| Task to carry out |
Exclude the pictures; give every entry again exactly as written.

>> START

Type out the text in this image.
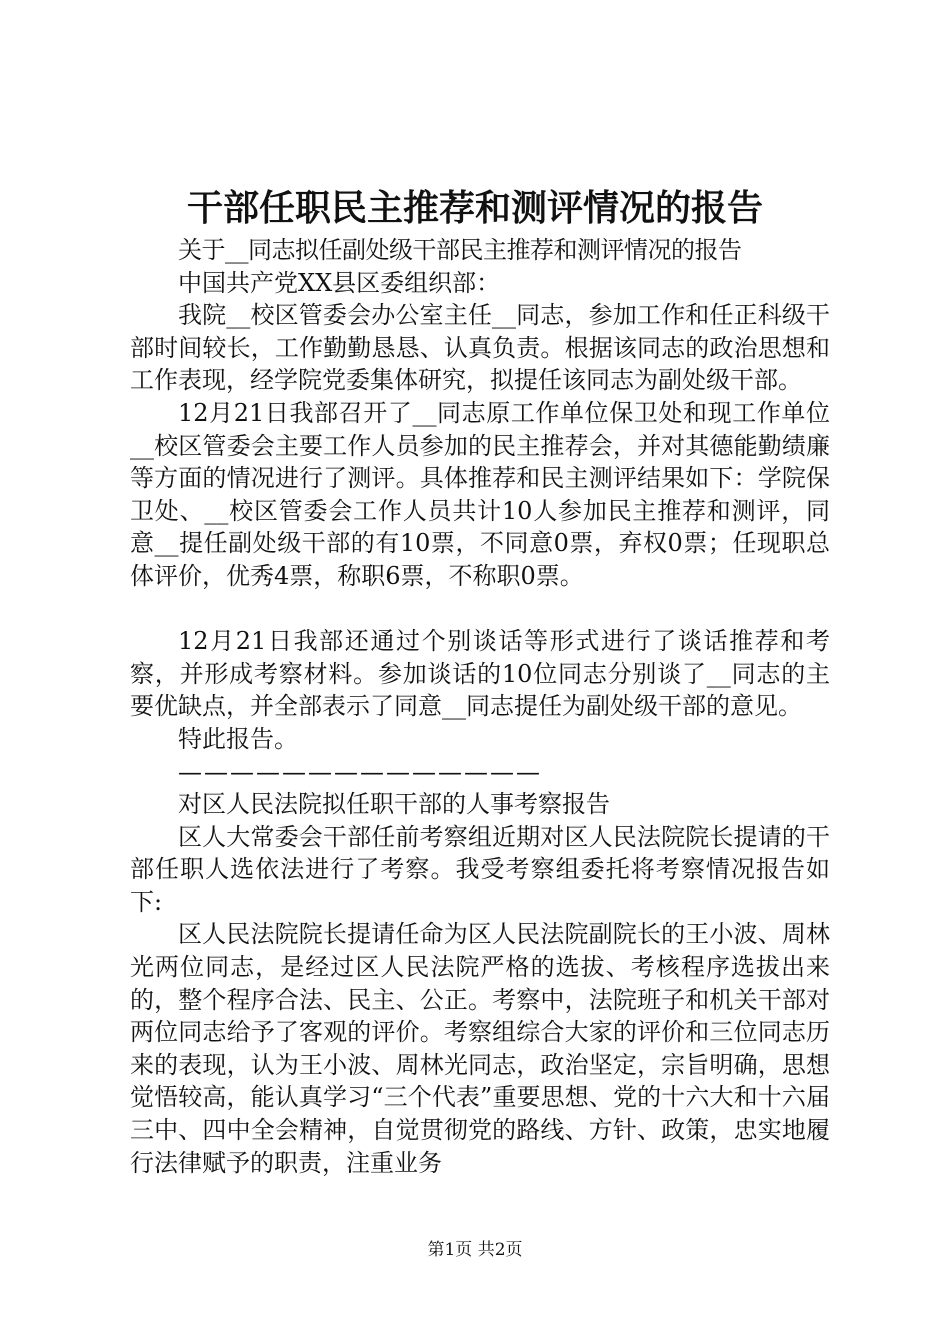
干部任职民主推荐和测评情况的报告

关于__同志拟任副处级干部民主推荐和测评情况的报告

中国共产党XX县区委组织部：

我院__校区管委会办公室主任__同志，参加工作和任正科级干部时间较长，工作勤勤恳恳、认真负责。根据该同志的政治思想和工作表现，经学院党委集体研究，拟提任该同志为副处级干部。

12月21日我部召开了__同志原工作单位保卫处和现工作单位__校区管委会主要工作人员参加的民主推荐会，并对其德能勤绩廉等方面的情况进行了测评。具体推荐和民主测评结果如下：学院保卫处、__校区管委会工作人员共计10人参加民主推荐和测评，同意__提任副处级干部的有10票，不同意0票，弃权0票；任现职总体评价，优秀4票，称职6票，不称职0票。

12月21日我部还通过个别谈话等形式进行了谈话推荐和考察，并形成考察材料。参加谈话的10位同志分别谈了__同志的主要优缺点，并全部表示了同意__同志提任为副处级干部的意见。

特此报告。

——————————————

对区人民法院拟任职干部的人事考察报告

区人大常委会干部任前考察组近期对区人民法院院长提请的干部任职人选依法进行了考察。我受考察组委托将考察情况报告如下:

区人民法院院长提请任命为区人民法院副院长的王小波、周林光两位同志，是经过区人民法院严格的选拔、考核程序选拔出来的，整个程序合法、民主、公正。考察中，法院班子和机关干部对两位同志给予了客观的评价。考察组综合大家的评价和三位同志历来的表现，认为王小波、周林光同志，政治坚定，宗旨明确，思想觉悟较高，能认真学习“三个代表”重要思想、党的十六大和十六届三中、四中全会精神，自觉贯彻党的路线、方针、政策，忠实地履行法律赋予的职责，注重业务

第1页 共2页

>> END

| The solution |
Type out the text in this image.
干部任职民主推荐和测评情况的报告

关于__同志拟任副处级干部民主推荐和测评情况的报告

中国共产党XX县区委组织部：

我院__校区管委会办公室主任__同志，参加工作和任正科级干部时间较长，工作勤勤恳恳、认真负责。根据该同志的政治思想和工作表现，经学院党委集体研究，拟提任该同志为副处级干部。

12月21日我部召开了__同志原工作单位保卫处和现工作单位__校区管委会主要工作人员参加的民主推荐会，并对其德能勤绩廉等方面的情况进行了测评。具体推荐和民主测评结果如下：学院保卫处、__校区管委会工作人员共计10人参加民主推荐和测评，同意__提任副处级干部的有10票，不同意0票，弃权0票；任现职总体评价，优秀4票，称职6票，不称职0票。

12月21日我部还通过个别谈话等形式进行了谈话推荐和考察，并形成考察材料。参加谈话的10位同志分别谈了__同志的主要优缺点，并全部表示了同意__同志提任为副处级干部的意见。

特此报告。

——————————————

对区人民法院拟任职干部的人事考察报告

区人大常委会干部任前考察组近期对区人民法院院长提请的干部任职人选依法进行了考察。我受考察组委托将考察情况报告如下:

区人民法院院长提请任命为区人民法院副院长的王小波、周林光两位同志，是经过区人民法院严格的选拔、考核程序选拔出来的，整个程序合法、民主、公正。考察中，法院班子和机关干部对两位同志给予了客观的评价。考察组综合大家的评价和三位同志历来的表现，认为王小波、周林光同志，政治坚定，宗旨明确，思想觉悟较高，能认真学习“三个代表”重要思想、党的十六大和十六届三中、四中全会精神，自觉贯彻党的路线、方针、政策，忠实地履行法律赋予的职责，注重业务

第1页 共2页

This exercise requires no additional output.